--- SOURCE MATERIAL ---
○ ○ ○ ○ ○

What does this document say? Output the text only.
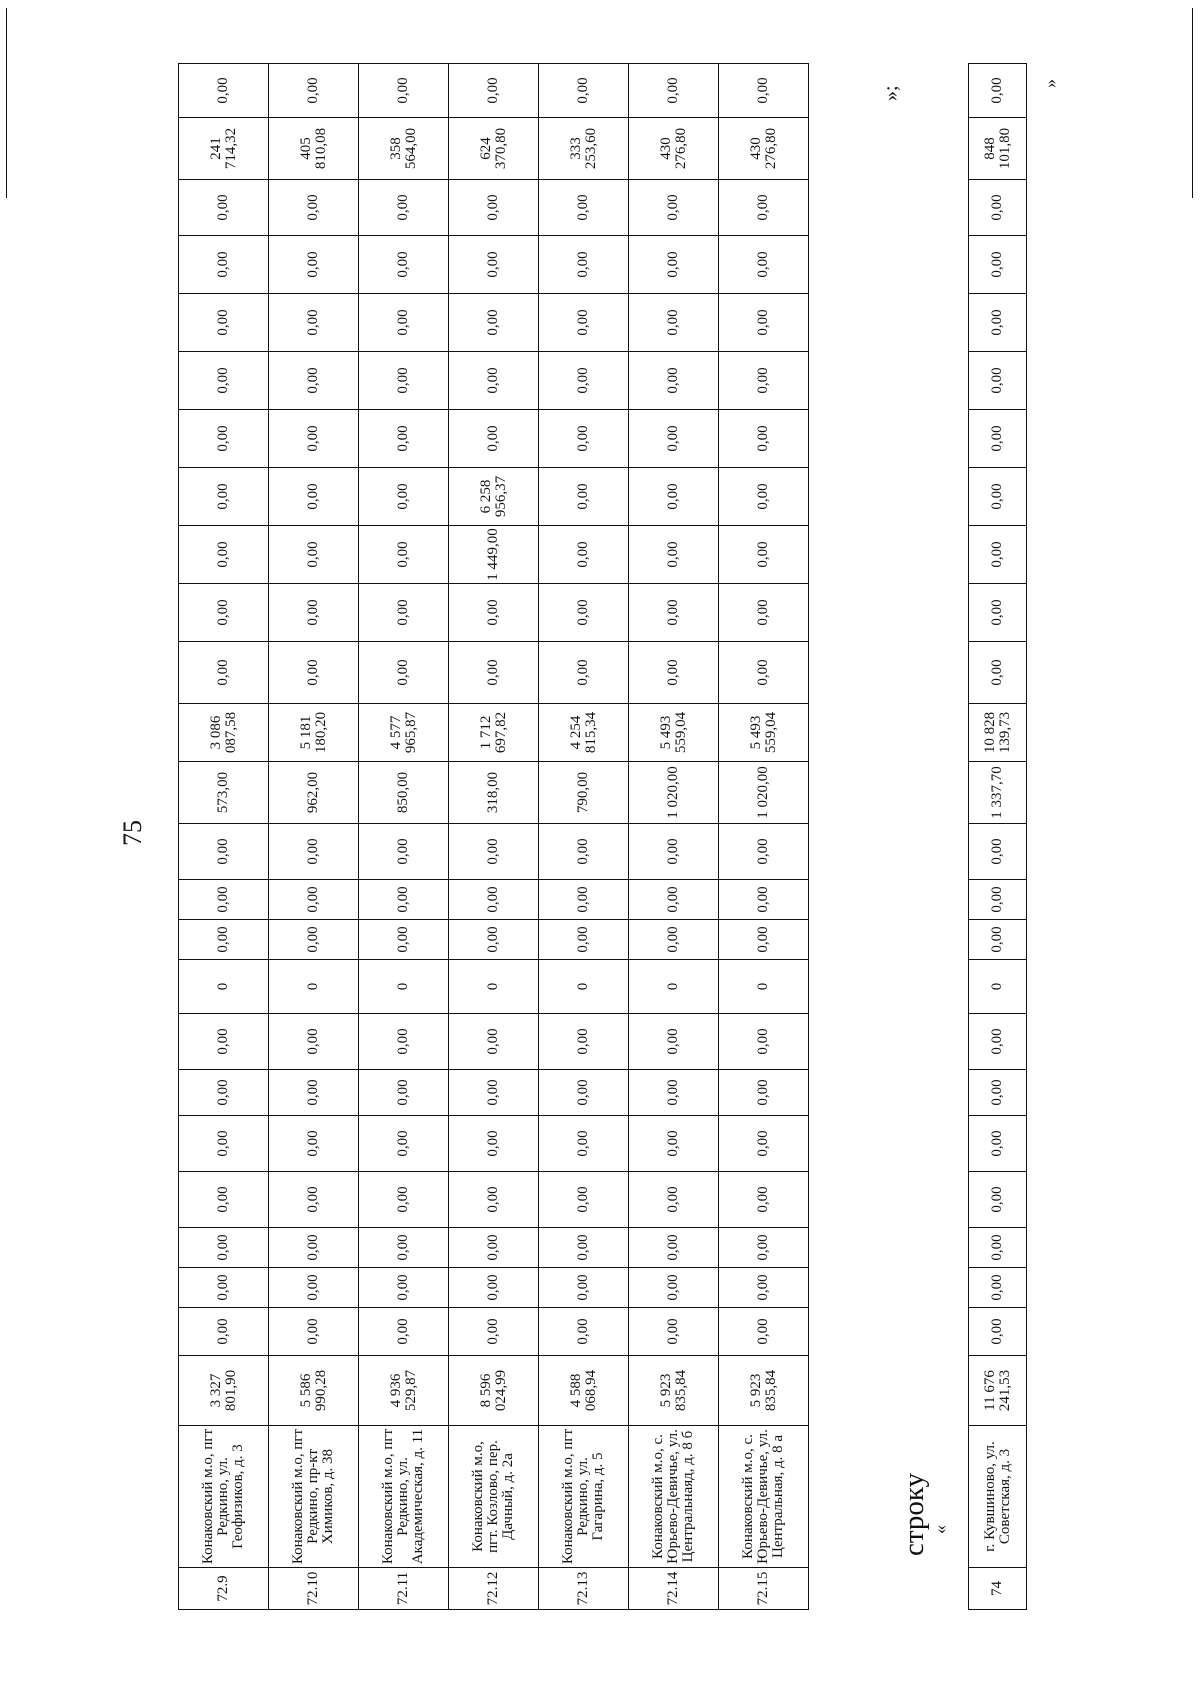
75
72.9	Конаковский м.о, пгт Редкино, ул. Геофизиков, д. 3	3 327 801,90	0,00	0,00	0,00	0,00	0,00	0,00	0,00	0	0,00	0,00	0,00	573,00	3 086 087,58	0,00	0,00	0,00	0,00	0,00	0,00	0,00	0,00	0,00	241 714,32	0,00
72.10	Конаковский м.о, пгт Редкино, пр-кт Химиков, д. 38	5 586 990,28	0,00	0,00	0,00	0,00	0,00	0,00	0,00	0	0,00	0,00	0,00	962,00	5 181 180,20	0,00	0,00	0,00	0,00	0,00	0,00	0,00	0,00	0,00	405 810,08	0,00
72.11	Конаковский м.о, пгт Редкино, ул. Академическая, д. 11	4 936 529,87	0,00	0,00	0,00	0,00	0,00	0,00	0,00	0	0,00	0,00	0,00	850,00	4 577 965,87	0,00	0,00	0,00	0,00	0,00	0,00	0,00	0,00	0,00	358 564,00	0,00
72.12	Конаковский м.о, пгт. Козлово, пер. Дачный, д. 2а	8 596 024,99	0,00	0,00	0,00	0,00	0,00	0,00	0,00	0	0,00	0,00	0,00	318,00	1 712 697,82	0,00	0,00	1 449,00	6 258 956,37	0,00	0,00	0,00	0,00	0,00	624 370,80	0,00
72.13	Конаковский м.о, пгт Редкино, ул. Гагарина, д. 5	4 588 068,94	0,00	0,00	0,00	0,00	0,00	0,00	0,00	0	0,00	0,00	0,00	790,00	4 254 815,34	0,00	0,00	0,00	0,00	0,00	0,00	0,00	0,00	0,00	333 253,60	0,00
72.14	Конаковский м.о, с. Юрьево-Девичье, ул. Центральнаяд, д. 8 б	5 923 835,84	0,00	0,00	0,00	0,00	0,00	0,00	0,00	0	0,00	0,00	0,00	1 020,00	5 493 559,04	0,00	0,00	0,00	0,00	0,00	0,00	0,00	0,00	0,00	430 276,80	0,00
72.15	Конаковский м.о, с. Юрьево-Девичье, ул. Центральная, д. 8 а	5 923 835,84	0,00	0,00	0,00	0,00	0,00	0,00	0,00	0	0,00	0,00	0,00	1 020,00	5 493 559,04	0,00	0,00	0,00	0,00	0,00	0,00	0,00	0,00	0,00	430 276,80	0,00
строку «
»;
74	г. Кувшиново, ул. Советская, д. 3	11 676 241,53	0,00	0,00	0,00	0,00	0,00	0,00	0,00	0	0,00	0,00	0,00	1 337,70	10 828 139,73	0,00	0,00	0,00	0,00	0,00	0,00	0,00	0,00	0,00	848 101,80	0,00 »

○ ○ ○ ○ ○

--- REQUIRED WORK ---
Restate every record exactly, please; do not copy the pictures.

--- ANSWER TO THE EXERCISE ---
What does this document say? Output the text only.
75
72.9	Конаковский м.о, пгт Редкино, ул. Геофизиков, д. 3	3 327 801,90	0,00	0,00	0,00	0,00	0,00	0,00	0,00	0	0,00	0,00	0,00	573,00	3 086 087,58	0,00	0,00	0,00	0,00	0,00	0,00	0,00	0,00	0,00	241 714,32	0,00
72.10	Конаковский м.о, пгт Редкино, пр-кт Химиков, д. 38	5 586 990,28	0,00	0,00	0,00	0,00	0,00	0,00	0,00	0	0,00	0,00	0,00	962,00	5 181 180,20	0,00	0,00	0,00	0,00	0,00	0,00	0,00	0,00	0,00	405 810,08	0,00
72.11	Конаковский м.о, пгт Редкино, ул. Академическая, д. 11	4 936 529,87	0,00	0,00	0,00	0,00	0,00	0,00	0,00	0	0,00	0,00	0,00	850,00	4 577 965,87	0,00	0,00	0,00	0,00	0,00	0,00	0,00	0,00	0,00	358 564,00	0,00
72.12	Конаковский м.о, пгт. Козлово, пер. Дачный, д. 2а	8 596 024,99	0,00	0,00	0,00	0,00	0,00	0,00	0,00	0	0,00	0,00	0,00	318,00	1 712 697,82	0,00	0,00	1 449,00	6 258 956,37	0,00	0,00	0,00	0,00	0,00	624 370,80	0,00
72.13	Конаковский м.о, пгт Редкино, ул. Гагарина, д. 5	4 588 068,94	0,00	0,00	0,00	0,00	0,00	0,00	0,00	0	0,00	0,00	0,00	790,00	4 254 815,34	0,00	0,00	0,00	0,00	0,00	0,00	0,00	0,00	0,00	333 253,60	0,00
72.14	Конаковский м.о, с. Юрьево-Девичье, ул. Центральнаяд, д. 8 б	5 923 835,84	0,00	0,00	0,00	0,00	0,00	0,00	0,00	0	0,00	0,00	0,00	1 020,00	5 493 559,04	0,00	0,00	0,00	0,00	0,00	0,00	0,00	0,00	0,00	430 276,80	0,00
72.15	Конаковский м.о, с. Юрьево-Девичье, ул. Центральная, д. 8 а	5 923 835,84	0,00	0,00	0,00	0,00	0,00	0,00	0,00	0	0,00	0,00	0,00	1 020,00	5 493 559,04	0,00	0,00	0,00	0,00	0,00	0,00	0,00	0,00	0,00	430 276,80	0,00
строку «
»;
74	г. Кувшиново, ул. Советская, д. 3	11 676 241,53	0,00	0,00	0,00	0,00	0,00	0,00	0,00	0	0,00	0,00	0,00	1 337,70	10 828 139,73	0,00	0,00	0,00	0,00	0,00	0,00	0,00	0,00	0,00	848 101,80	0,00 »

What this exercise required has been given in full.